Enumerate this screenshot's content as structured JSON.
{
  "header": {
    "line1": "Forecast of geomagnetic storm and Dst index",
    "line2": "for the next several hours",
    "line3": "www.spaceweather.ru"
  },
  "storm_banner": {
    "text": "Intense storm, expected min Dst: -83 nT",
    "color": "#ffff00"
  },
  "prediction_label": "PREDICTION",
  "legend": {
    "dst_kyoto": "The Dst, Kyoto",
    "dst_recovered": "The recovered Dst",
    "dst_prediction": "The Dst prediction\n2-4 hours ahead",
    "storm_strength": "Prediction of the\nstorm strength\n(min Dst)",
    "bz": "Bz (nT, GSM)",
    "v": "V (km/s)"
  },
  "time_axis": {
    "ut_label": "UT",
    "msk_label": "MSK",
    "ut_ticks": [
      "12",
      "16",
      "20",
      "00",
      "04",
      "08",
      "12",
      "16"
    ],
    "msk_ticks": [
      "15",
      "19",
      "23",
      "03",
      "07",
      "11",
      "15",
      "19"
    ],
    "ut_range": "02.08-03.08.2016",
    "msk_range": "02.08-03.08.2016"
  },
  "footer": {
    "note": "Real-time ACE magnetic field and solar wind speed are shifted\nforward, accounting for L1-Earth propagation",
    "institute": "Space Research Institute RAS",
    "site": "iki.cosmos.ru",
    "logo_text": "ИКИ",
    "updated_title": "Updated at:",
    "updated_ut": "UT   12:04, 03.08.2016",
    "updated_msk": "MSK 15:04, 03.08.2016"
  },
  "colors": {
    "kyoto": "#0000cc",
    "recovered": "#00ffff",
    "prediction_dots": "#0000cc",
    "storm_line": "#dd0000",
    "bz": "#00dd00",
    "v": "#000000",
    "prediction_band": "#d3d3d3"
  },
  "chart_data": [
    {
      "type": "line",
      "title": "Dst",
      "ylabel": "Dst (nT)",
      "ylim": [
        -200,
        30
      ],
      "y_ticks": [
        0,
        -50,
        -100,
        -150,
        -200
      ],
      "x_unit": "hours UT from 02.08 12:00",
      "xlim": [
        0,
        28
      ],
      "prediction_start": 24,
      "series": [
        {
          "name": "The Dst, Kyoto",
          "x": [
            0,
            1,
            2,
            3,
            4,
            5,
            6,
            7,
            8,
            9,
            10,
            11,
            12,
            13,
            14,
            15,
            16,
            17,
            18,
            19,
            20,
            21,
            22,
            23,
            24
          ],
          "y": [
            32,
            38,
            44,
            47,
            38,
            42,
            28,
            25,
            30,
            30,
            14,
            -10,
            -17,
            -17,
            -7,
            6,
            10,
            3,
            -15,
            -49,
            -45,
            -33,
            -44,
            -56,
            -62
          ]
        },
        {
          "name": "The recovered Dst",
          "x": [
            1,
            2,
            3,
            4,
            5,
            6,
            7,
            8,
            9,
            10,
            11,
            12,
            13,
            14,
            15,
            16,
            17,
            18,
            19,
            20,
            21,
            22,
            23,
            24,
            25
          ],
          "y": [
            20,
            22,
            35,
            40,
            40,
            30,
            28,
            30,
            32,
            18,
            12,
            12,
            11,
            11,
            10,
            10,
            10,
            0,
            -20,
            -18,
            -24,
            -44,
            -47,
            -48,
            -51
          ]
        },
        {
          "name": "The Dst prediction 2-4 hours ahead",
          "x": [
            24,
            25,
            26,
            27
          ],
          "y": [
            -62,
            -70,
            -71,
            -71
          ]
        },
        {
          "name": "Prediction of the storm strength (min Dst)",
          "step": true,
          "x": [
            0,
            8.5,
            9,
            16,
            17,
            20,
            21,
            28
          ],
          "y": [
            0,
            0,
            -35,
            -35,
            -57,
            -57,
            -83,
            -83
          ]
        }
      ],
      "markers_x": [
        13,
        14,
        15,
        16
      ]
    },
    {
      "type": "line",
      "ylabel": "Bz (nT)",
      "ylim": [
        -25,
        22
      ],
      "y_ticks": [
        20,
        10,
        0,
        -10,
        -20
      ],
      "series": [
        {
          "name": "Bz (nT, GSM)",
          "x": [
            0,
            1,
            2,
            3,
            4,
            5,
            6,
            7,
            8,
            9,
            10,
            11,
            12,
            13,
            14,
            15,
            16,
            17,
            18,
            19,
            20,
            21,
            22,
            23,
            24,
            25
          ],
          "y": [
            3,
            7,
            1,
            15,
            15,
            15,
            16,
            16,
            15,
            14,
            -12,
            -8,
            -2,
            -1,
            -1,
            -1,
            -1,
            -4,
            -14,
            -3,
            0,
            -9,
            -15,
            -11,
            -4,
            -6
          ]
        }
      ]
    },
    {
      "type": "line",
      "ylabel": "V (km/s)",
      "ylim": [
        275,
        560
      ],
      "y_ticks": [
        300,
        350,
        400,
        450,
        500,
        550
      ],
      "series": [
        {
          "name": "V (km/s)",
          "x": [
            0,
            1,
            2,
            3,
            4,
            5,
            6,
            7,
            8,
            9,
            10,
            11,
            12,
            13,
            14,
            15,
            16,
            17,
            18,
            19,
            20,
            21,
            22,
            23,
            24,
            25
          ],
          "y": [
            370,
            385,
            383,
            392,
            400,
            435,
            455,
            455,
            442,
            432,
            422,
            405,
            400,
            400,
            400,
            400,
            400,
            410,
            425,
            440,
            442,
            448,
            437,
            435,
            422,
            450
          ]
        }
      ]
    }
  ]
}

**What is being asked:** Return the entries above exactly as they appear.

**Solution to this task:**
Enumerate this screenshot's content as structured JSON.
{
  "header": {
    "line1": "Forecast of geomagnetic storm and Dst index",
    "line2": "for the next several hours",
    "line3": "www.spaceweather.ru"
  },
  "storm_banner": {
    "text": "Intense storm, expected min Dst: -83 nT",
    "color": "#ffff00"
  },
  "prediction_label": "PREDICTION",
  "legend": {
    "dst_kyoto": "The Dst, Kyoto",
    "dst_recovered": "The recovered Dst",
    "dst_prediction": "The Dst prediction\n2-4 hours ahead",
    "storm_strength": "Prediction of the\nstorm strength\n(min Dst)",
    "bz": "Bz (nT, GSM)",
    "v": "V (km/s)"
  },
  "time_axis": {
    "ut_label": "UT",
    "msk_label": "MSK",
    "ut_ticks": [
      "12",
      "16",
      "20",
      "00",
      "04",
      "08",
      "12",
      "16"
    ],
    "msk_ticks": [
      "15",
      "19",
      "23",
      "03",
      "07",
      "11",
      "15",
      "19"
    ],
    "ut_range": "02.08-03.08.2016",
    "msk_range": "02.08-03.08.2016"
  },
  "footer": {
    "note": "Real-time ACE magnetic field and solar wind speed are shifted\nforward, accounting for L1-Earth propagation",
    "institute": "Space Research Institute RAS",
    "site": "iki.cosmos.ru",
    "logo_text": "ИКИ",
    "updated_title": "Updated at:",
    "updated_ut": "UT   12:04, 03.08.2016",
    "updated_msk": "MSK 15:04, 03.08.2016"
  },
  "colors": {
    "kyoto": "#0000cc",
    "recovered": "#00ffff",
    "prediction_dots": "#0000cc",
    "storm_line": "#dd0000",
    "bz": "#00dd00",
    "v": "#000000",
    "prediction_band": "#d3d3d3"
  },
  "chart_data": [
    {
      "type": "line",
      "title": "Dst",
      "ylabel": "Dst (nT)",
      "ylim": [
        -200,
        30
      ],
      "y_ticks": [
        0,
        -50,
        -100,
        -150,
        -200
      ],
      "x_unit": "hours UT from 02.08 12:00",
      "xlim": [
        0,
        28
      ],
      "prediction_start": 24,
      "series": [
        {
          "name": "The Dst, Kyoto",
          "x": [
            0,
            1,
            2,
            3,
            4,
            5,
            6,
            7,
            8,
            9,
            10,
            11,
            12,
            13,
            14,
            15,
            16,
            17,
            18,
            19,
            20,
            21,
            22,
            23,
            24
          ],
          "y": [
            32,
            38,
            44,
            47,
            38,
            42,
            28,
            25,
            30,
            30,
            14,
            -10,
            -17,
            -17,
            -7,
            6,
            10,
            3,
            -15,
            -49,
            -45,
            -33,
            -44,
            -56,
            -62
          ]
        },
        {
          "name": "The recovered Dst",
          "x": [
            1,
            2,
            3,
            4,
            5,
            6,
            7,
            8,
            9,
            10,
            11,
            12,
            13,
            14,
            15,
            16,
            17,
            18,
            19,
            20,
            21,
            22,
            23,
            24,
            25
          ],
          "y": [
            20,
            22,
            35,
            40,
            40,
            30,
            28,
            30,
            32,
            18,
            12,
            12,
            11,
            11,
            10,
            10,
            10,
            0,
            -20,
            -18,
            -24,
            -44,
            -47,
            -48,
            -51
          ]
        },
        {
          "name": "The Dst prediction 2-4 hours ahead",
          "x": [
            24,
            25,
            26,
            27
          ],
          "y": [
            -62,
            -70,
            -71,
            -71
          ]
        },
        {
          "name": "Prediction of the storm strength (min Dst)",
          "step": true,
          "x": [
            0,
            8.5,
            9,
            16,
            17,
            20,
            21,
            28
          ],
          "y": [
            0,
            0,
            -35,
            -35,
            -57,
            -57,
            -83,
            -83
          ]
        }
      ],
      "markers_x": [
        13,
        14,
        15,
        16
      ]
    },
    {
      "type": "line",
      "ylabel": "Bz (nT)",
      "ylim": [
        -25,
        22
      ],
      "y_ticks": [
        20,
        10,
        0,
        -10,
        -20
      ],
      "series": [
        {
          "name": "Bz (nT, GSM)",
          "x": [
            0,
            1,
            2,
            3,
            4,
            5,
            6,
            7,
            8,
            9,
            10,
            11,
            12,
            13,
            14,
            15,
            16,
            17,
            18,
            19,
            20,
            21,
            22,
            23,
            24,
            25
          ],
          "y": [
            3,
            7,
            1,
            15,
            15,
            15,
            16,
            16,
            15,
            14,
            -12,
            -8,
            -2,
            -1,
            -1,
            -1,
            -1,
            -4,
            -14,
            -3,
            0,
            -9,
            -15,
            -11,
            -4,
            -6
          ]
        }
      ]
    },
    {
      "type": "line",
      "ylabel": "V (km/s)",
      "ylim": [
        275,
        560
      ],
      "y_ticks": [
        300,
        350,
        400,
        450,
        500,
        550
      ],
      "series": [
        {
          "name": "V (km/s)",
          "x": [
            0,
            1,
            2,
            3,
            4,
            5,
            6,
            7,
            8,
            9,
            10,
            11,
            12,
            13,
            14,
            15,
            16,
            17,
            18,
            19,
            20,
            21,
            22,
            23,
            24,
            25
          ],
          "y": [
            370,
            385,
            383,
            392,
            400,
            435,
            455,
            455,
            442,
            432,
            422,
            405,
            400,
            400,
            400,
            400,
            400,
            410,
            425,
            440,
            442,
            448,
            437,
            435,
            422,
            450
          ]
        }
      ]
    }
  ]
}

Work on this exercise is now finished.